Directions for this task> Lift out all lines below that contain "Compromise".

Data for this task>
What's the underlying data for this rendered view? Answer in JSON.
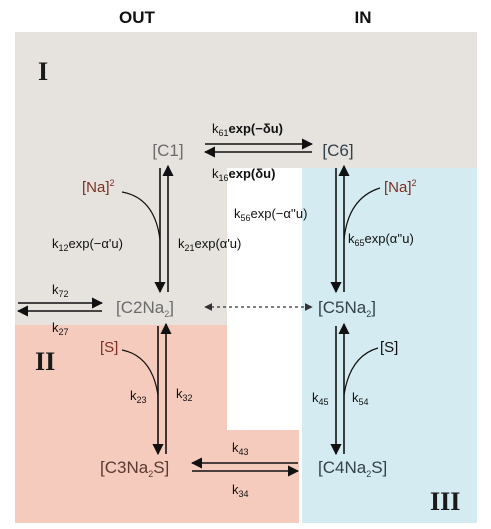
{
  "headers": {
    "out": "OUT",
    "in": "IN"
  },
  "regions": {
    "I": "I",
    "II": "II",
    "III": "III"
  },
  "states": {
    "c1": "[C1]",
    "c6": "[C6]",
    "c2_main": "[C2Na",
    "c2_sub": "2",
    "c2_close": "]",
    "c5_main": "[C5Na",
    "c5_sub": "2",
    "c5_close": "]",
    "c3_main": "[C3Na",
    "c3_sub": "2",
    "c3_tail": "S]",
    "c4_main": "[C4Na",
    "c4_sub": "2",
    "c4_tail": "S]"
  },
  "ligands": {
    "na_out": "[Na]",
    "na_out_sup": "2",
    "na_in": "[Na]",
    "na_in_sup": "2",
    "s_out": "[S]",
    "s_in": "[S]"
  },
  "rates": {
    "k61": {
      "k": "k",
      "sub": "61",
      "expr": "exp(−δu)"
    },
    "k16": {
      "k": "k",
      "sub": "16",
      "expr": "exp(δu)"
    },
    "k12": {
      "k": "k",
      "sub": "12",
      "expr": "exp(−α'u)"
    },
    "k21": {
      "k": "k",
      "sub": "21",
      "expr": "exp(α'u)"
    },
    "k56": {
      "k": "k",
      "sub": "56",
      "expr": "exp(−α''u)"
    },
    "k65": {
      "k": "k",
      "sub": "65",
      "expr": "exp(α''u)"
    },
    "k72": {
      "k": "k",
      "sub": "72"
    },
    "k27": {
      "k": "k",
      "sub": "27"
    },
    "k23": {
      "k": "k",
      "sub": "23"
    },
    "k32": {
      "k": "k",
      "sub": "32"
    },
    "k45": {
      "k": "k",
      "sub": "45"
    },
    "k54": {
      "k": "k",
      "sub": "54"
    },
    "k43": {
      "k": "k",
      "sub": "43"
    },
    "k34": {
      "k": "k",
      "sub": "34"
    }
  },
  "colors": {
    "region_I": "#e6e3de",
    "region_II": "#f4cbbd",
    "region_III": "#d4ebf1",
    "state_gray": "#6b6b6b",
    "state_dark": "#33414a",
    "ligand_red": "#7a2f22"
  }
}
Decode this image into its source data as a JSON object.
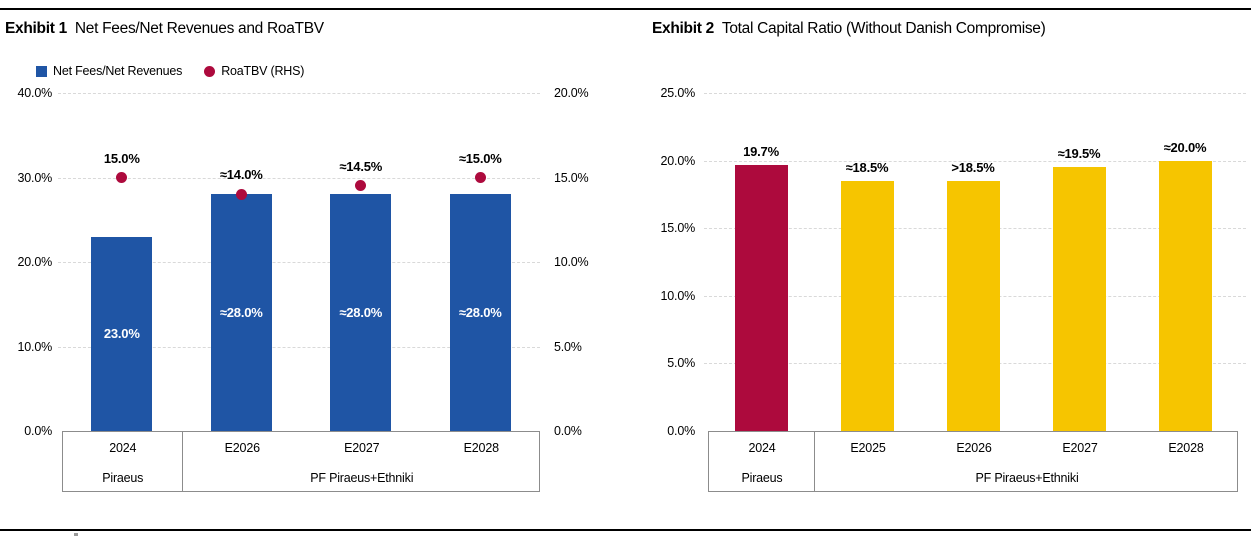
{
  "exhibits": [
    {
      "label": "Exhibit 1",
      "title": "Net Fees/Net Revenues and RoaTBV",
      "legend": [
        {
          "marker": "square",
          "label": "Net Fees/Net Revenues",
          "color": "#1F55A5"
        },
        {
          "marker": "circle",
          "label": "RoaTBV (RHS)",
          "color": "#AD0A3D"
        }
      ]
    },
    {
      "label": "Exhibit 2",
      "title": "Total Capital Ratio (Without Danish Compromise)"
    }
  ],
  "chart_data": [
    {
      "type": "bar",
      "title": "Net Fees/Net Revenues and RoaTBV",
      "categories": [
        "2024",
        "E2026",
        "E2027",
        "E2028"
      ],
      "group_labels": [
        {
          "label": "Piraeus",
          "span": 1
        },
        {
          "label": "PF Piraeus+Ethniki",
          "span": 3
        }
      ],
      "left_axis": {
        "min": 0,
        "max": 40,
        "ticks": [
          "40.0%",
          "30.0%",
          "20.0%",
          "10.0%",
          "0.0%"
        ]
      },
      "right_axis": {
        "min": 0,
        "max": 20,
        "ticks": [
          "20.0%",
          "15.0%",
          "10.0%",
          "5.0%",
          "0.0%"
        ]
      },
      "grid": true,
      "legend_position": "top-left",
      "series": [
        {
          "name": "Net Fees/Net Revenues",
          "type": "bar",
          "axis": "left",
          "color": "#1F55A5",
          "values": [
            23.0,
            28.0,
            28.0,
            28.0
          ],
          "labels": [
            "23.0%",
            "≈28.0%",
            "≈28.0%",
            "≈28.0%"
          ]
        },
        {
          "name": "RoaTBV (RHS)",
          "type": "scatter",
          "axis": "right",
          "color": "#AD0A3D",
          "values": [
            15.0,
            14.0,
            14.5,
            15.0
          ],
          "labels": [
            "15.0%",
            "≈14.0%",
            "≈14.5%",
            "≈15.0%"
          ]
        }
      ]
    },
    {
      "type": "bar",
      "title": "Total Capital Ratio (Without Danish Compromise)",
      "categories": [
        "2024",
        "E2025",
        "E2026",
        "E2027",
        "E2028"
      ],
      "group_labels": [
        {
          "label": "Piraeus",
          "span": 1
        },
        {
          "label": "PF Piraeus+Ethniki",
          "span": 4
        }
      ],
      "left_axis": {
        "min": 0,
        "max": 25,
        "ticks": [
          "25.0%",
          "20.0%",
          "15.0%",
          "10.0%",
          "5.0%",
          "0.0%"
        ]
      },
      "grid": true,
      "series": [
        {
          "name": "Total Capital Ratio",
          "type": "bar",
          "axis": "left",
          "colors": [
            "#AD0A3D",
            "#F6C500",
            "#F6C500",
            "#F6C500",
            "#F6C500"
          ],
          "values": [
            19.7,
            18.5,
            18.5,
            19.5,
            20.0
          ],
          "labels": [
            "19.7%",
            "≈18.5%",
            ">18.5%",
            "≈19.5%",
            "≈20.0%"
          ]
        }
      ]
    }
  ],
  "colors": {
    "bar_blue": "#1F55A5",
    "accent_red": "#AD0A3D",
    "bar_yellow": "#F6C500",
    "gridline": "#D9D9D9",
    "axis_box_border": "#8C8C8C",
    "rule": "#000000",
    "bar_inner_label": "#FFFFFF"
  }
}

Full response>
      "title": "Total Capital Ratio (Without Danish Compromise)"
      "title": "Total Capital Ratio (Without Danish Compromise)",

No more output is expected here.